(Dataset items)
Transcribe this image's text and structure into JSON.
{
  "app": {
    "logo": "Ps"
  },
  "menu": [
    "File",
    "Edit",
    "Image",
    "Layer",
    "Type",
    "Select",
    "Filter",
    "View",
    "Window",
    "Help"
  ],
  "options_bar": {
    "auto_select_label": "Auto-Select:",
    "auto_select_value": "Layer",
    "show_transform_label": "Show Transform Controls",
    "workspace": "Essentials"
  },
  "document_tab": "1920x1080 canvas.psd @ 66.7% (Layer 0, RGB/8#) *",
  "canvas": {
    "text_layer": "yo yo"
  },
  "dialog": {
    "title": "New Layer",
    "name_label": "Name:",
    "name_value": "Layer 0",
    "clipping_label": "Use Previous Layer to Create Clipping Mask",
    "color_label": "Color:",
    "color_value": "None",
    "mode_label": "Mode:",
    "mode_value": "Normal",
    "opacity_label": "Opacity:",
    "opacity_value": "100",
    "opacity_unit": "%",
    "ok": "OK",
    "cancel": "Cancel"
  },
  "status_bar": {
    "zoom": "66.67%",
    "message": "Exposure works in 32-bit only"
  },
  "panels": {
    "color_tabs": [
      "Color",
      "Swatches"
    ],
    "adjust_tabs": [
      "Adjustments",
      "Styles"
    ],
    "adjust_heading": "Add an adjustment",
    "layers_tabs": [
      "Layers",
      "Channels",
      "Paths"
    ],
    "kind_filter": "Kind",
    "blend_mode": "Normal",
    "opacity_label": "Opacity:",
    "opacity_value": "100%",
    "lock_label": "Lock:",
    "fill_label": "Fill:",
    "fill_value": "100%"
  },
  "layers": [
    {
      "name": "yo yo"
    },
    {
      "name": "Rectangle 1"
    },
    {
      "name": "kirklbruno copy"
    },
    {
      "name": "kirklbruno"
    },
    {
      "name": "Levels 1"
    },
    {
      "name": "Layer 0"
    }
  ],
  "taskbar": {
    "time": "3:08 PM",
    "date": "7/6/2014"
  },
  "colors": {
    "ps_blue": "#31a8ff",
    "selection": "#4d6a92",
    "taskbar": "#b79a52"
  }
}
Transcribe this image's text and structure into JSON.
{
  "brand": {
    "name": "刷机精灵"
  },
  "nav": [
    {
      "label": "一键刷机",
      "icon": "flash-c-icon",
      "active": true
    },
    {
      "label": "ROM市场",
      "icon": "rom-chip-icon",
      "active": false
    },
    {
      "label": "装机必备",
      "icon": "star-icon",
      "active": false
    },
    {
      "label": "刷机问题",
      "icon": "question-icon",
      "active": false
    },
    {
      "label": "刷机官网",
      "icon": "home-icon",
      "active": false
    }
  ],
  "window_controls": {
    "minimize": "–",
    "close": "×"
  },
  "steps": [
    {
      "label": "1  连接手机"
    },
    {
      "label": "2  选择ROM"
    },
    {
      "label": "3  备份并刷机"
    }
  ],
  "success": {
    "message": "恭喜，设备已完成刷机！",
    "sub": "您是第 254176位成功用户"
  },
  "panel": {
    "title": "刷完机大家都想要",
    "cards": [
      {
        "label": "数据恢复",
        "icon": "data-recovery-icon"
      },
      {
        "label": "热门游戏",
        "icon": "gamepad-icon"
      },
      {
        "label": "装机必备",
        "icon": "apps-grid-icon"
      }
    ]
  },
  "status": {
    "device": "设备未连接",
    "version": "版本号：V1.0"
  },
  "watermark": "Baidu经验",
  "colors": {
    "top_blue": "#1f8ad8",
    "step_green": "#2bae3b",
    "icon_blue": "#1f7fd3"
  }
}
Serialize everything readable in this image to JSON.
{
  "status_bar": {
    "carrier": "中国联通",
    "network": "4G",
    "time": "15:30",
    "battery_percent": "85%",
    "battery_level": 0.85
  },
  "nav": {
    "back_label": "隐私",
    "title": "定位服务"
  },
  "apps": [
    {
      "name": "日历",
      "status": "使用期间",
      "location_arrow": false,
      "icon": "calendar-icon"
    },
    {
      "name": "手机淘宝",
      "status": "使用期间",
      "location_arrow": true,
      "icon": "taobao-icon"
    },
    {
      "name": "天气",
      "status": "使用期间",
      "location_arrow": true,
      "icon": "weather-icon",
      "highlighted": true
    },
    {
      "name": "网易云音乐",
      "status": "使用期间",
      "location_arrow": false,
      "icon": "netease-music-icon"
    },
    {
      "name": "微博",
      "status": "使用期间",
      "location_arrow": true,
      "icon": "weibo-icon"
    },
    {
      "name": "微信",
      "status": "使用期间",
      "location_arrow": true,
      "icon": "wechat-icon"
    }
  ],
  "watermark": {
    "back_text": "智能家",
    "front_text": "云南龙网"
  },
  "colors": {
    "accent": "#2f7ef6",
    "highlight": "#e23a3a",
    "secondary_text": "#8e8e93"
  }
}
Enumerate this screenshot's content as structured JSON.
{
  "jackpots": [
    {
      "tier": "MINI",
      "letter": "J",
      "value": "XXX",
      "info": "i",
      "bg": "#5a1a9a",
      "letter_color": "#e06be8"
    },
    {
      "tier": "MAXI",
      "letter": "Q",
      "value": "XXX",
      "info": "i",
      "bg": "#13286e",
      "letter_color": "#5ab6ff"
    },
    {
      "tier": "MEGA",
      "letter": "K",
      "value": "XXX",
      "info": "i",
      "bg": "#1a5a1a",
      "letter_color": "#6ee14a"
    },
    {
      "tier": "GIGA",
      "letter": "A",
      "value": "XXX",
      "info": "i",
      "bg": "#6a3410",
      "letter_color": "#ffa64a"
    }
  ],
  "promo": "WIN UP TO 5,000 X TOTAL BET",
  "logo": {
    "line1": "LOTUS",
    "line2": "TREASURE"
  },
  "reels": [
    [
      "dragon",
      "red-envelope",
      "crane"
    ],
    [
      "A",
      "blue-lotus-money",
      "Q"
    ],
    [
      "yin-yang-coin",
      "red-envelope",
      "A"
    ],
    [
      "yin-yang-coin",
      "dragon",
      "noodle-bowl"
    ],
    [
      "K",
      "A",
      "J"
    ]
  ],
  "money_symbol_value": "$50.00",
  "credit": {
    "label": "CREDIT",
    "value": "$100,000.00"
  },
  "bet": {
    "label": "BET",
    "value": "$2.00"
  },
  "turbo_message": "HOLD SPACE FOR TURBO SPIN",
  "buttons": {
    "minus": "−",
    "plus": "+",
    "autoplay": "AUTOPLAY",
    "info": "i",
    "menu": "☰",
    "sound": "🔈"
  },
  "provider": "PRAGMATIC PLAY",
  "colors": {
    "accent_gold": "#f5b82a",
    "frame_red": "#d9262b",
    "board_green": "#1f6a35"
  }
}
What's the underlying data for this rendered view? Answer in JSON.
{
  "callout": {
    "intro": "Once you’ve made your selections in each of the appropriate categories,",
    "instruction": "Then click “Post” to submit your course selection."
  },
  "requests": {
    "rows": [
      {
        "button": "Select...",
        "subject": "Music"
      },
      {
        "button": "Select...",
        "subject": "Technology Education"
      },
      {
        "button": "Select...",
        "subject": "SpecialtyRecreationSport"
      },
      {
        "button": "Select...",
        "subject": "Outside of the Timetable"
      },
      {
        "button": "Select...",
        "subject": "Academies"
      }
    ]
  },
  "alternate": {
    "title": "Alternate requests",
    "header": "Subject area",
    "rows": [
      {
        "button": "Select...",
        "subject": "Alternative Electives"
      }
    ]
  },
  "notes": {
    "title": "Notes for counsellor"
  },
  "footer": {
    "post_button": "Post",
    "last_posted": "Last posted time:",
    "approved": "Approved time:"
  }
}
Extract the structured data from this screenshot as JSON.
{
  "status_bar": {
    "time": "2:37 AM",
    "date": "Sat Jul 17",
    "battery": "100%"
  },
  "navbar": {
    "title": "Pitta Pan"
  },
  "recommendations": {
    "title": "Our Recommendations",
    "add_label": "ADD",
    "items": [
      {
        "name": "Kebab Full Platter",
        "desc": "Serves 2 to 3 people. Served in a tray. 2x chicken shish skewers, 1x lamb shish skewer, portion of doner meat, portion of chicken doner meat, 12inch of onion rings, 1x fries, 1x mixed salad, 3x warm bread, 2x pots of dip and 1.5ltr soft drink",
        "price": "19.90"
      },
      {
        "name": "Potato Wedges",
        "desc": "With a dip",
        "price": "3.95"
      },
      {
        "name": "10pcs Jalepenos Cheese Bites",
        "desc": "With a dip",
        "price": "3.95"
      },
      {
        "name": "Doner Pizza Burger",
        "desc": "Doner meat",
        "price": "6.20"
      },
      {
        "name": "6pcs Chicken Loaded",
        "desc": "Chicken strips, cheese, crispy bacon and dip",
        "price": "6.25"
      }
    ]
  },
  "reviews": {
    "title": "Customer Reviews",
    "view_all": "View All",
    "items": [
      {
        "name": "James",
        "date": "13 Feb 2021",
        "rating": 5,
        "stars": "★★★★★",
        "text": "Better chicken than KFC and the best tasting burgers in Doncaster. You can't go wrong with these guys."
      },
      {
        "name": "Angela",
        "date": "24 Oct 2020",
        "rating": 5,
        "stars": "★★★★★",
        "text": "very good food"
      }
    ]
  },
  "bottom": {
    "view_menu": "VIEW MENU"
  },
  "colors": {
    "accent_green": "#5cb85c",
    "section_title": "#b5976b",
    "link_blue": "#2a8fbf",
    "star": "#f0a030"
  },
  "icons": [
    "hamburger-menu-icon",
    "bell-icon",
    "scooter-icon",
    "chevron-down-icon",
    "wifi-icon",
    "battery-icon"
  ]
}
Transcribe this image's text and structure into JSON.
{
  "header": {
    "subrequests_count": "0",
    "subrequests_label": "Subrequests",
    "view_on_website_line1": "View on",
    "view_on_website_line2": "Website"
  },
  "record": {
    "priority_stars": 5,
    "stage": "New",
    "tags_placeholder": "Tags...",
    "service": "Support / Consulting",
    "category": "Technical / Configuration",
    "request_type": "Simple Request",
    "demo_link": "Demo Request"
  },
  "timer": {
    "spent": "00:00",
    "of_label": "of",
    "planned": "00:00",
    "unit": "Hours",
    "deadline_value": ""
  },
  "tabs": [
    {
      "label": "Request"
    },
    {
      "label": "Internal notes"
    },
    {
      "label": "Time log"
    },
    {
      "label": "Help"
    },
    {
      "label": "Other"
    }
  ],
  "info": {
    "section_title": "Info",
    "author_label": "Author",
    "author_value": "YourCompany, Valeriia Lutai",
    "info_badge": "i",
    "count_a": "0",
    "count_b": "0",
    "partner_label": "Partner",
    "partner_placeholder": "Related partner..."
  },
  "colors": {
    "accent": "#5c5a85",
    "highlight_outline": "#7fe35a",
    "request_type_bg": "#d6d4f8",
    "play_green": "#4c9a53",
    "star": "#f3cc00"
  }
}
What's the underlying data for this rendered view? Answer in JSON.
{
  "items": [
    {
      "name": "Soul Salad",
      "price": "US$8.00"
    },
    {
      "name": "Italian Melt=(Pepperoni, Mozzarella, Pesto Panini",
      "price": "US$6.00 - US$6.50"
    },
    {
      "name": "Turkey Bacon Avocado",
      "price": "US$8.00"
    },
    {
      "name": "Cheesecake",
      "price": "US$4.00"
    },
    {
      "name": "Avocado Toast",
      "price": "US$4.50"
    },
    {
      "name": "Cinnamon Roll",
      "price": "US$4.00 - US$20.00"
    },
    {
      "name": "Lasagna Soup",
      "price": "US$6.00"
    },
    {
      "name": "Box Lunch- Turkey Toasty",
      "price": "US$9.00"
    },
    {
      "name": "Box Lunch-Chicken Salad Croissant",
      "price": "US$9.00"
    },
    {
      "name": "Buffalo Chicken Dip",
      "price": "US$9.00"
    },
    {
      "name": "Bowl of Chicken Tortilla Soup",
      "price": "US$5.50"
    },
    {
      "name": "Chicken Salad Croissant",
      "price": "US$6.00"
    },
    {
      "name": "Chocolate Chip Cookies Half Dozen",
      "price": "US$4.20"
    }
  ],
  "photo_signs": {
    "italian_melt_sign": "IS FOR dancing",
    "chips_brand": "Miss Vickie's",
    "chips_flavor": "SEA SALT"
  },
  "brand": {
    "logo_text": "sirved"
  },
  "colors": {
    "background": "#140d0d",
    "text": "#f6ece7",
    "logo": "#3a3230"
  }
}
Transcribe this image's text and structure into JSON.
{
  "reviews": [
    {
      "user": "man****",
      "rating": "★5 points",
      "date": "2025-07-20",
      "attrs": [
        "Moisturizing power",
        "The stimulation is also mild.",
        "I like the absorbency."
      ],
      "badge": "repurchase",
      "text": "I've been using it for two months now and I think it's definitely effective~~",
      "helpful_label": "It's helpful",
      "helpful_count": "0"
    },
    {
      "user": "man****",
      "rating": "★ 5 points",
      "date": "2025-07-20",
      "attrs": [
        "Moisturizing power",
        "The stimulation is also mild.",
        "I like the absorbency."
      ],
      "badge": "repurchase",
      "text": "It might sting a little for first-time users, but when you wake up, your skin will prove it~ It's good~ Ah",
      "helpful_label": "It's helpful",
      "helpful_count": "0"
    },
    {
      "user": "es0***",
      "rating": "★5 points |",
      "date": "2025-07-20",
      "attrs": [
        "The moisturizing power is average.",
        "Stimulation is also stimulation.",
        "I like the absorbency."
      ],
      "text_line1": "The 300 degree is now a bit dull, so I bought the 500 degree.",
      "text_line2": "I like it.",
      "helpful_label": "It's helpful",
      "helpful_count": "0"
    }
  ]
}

Task prompt
Using the material above, work out how many lines contain the string "good". Give that number alone.

The response
2